• **Exercise brief**
From the listing below, pull out every line where the string "descrizione" appears.

[start of Records for this task]

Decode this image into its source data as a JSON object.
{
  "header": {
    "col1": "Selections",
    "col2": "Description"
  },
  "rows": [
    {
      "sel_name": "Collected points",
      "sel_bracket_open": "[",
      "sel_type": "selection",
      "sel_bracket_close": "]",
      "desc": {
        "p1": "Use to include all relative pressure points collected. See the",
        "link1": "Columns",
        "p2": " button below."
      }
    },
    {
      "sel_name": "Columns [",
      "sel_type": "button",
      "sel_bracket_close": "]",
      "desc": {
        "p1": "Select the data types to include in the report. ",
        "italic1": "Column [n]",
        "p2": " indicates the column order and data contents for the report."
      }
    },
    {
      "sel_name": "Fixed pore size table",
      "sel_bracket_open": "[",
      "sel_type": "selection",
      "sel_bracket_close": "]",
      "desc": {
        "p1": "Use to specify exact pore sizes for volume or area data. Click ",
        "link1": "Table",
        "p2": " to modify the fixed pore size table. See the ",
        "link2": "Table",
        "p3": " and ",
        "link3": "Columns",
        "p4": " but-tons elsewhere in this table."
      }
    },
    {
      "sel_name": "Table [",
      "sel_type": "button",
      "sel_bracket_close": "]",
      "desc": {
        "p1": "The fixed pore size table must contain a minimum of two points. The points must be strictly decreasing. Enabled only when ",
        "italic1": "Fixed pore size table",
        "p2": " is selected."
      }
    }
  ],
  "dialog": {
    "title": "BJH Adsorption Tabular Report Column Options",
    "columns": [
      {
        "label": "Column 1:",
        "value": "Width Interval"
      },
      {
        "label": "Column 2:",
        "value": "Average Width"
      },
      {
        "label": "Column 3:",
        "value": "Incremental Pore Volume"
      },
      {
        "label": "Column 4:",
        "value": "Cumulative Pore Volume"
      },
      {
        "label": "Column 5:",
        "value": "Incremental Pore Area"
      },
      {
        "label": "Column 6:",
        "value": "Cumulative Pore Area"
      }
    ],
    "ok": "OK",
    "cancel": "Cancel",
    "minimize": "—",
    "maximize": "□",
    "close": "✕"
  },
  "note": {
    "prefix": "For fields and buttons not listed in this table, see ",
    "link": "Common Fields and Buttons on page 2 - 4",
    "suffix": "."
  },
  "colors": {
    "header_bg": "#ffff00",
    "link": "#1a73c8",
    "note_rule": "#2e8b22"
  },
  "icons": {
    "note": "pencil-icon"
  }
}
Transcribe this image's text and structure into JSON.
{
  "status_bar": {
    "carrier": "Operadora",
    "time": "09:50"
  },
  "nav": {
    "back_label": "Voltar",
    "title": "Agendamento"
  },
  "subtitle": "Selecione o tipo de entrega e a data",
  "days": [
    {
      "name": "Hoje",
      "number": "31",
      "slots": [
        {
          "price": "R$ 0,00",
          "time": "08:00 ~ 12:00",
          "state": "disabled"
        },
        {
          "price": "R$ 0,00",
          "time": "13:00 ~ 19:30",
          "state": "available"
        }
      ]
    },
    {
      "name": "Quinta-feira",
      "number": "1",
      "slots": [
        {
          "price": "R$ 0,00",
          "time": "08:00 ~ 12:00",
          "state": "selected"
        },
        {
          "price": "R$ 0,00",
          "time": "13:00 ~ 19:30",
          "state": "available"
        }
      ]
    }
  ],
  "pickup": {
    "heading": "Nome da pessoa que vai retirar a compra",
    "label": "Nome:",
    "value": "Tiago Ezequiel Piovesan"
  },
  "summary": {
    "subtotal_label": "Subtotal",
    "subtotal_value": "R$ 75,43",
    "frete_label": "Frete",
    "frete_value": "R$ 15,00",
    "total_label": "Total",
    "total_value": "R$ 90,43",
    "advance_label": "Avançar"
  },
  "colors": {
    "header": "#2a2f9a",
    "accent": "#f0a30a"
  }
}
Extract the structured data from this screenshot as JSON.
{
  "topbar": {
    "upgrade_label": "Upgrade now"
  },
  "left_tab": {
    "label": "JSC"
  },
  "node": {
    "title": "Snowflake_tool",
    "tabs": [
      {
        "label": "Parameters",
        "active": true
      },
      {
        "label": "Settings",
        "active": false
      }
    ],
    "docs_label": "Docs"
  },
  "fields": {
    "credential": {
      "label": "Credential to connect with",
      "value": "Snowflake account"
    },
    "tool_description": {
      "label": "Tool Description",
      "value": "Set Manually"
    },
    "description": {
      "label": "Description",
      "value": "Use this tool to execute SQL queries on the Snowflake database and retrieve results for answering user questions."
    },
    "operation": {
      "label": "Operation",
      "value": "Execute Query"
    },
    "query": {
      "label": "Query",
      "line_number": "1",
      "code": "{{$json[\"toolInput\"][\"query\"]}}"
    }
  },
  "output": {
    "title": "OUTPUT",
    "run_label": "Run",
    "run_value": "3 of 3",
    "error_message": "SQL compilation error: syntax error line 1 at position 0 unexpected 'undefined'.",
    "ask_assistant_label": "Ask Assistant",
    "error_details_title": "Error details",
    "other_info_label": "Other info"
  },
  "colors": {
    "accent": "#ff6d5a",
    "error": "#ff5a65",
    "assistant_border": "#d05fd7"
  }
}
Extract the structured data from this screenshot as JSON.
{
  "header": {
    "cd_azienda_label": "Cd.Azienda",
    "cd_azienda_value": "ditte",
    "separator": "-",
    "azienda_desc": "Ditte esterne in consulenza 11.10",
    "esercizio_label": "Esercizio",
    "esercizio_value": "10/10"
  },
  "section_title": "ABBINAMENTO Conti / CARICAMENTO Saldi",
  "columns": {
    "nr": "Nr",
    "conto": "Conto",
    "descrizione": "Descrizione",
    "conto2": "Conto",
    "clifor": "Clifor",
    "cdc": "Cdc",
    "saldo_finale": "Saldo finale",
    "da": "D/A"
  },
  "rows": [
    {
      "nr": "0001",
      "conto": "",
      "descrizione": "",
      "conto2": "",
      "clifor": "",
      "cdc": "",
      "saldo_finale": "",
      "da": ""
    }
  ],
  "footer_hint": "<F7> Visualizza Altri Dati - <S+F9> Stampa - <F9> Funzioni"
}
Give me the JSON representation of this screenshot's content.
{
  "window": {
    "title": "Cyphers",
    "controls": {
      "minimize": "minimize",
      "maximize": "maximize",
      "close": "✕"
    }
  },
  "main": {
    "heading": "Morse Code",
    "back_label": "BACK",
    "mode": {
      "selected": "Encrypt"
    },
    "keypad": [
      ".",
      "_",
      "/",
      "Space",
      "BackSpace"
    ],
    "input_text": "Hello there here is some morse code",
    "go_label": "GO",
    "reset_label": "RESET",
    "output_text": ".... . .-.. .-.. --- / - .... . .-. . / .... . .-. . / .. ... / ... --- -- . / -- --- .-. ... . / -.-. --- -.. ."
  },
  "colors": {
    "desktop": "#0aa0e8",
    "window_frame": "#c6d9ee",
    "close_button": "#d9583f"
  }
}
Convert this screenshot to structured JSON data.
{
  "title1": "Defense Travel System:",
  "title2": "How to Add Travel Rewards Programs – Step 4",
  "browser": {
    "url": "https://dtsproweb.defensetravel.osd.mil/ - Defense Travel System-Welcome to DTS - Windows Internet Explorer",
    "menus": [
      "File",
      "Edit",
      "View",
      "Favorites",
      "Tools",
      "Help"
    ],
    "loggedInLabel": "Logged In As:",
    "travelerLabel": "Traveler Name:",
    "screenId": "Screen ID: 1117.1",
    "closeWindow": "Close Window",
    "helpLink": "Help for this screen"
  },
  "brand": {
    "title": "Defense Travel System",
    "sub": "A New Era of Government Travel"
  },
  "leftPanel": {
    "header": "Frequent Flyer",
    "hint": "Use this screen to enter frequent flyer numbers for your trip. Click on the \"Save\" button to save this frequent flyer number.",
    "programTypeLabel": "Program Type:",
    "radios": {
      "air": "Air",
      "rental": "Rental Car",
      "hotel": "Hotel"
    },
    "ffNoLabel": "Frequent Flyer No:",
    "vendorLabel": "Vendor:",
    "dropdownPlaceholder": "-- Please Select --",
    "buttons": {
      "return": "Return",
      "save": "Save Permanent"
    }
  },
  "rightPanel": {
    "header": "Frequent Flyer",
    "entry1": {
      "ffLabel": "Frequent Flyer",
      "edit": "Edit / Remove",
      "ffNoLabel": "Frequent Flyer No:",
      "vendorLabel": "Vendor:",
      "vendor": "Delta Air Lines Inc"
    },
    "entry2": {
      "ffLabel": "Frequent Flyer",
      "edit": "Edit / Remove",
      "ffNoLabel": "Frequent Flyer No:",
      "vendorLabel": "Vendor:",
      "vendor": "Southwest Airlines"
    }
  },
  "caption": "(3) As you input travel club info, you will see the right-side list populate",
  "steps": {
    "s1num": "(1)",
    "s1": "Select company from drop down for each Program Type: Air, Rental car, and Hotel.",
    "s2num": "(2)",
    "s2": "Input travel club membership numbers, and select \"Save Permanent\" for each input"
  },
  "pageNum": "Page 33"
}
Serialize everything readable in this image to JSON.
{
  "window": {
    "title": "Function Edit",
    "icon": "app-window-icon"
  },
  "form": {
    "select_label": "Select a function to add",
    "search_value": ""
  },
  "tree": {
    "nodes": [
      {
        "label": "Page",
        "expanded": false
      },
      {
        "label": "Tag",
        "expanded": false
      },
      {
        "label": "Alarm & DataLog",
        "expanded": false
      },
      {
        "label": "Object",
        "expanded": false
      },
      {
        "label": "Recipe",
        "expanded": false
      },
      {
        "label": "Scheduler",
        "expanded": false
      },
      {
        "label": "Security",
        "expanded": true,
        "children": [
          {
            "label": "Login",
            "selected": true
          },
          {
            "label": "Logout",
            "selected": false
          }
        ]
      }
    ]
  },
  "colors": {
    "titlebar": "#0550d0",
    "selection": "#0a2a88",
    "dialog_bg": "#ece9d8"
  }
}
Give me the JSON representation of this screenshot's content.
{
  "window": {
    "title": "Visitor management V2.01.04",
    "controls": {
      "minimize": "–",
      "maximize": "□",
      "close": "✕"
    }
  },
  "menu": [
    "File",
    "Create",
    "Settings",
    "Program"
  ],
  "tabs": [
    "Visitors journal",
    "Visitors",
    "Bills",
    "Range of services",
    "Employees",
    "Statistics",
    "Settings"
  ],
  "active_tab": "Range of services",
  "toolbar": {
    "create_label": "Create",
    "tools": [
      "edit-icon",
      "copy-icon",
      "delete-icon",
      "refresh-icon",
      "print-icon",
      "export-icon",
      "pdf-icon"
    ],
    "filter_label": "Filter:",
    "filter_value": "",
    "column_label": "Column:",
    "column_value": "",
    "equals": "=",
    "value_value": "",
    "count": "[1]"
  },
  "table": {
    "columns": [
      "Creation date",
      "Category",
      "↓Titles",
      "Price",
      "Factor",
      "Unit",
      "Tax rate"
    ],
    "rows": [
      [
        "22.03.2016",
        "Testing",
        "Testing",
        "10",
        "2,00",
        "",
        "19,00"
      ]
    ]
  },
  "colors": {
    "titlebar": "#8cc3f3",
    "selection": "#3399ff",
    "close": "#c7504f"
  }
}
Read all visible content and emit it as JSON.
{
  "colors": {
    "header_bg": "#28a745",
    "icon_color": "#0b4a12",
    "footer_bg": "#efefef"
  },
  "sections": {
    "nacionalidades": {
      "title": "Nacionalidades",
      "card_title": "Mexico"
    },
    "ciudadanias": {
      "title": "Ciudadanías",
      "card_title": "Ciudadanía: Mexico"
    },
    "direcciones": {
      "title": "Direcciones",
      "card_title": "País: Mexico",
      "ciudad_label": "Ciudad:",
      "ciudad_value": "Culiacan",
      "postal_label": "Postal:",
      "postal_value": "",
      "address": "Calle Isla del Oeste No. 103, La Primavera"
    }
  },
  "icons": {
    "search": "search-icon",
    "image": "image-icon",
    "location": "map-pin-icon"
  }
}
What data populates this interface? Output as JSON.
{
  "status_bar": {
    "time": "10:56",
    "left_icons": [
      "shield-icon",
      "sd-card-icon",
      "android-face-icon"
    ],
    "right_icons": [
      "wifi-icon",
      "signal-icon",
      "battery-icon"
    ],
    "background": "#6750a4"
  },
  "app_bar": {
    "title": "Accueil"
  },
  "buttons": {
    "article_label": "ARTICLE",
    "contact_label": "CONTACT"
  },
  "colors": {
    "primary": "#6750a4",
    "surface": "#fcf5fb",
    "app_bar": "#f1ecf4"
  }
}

[end of Records for this task]

• **Solution**
    "descrizione": "Descrizione",
      "descrizione": "",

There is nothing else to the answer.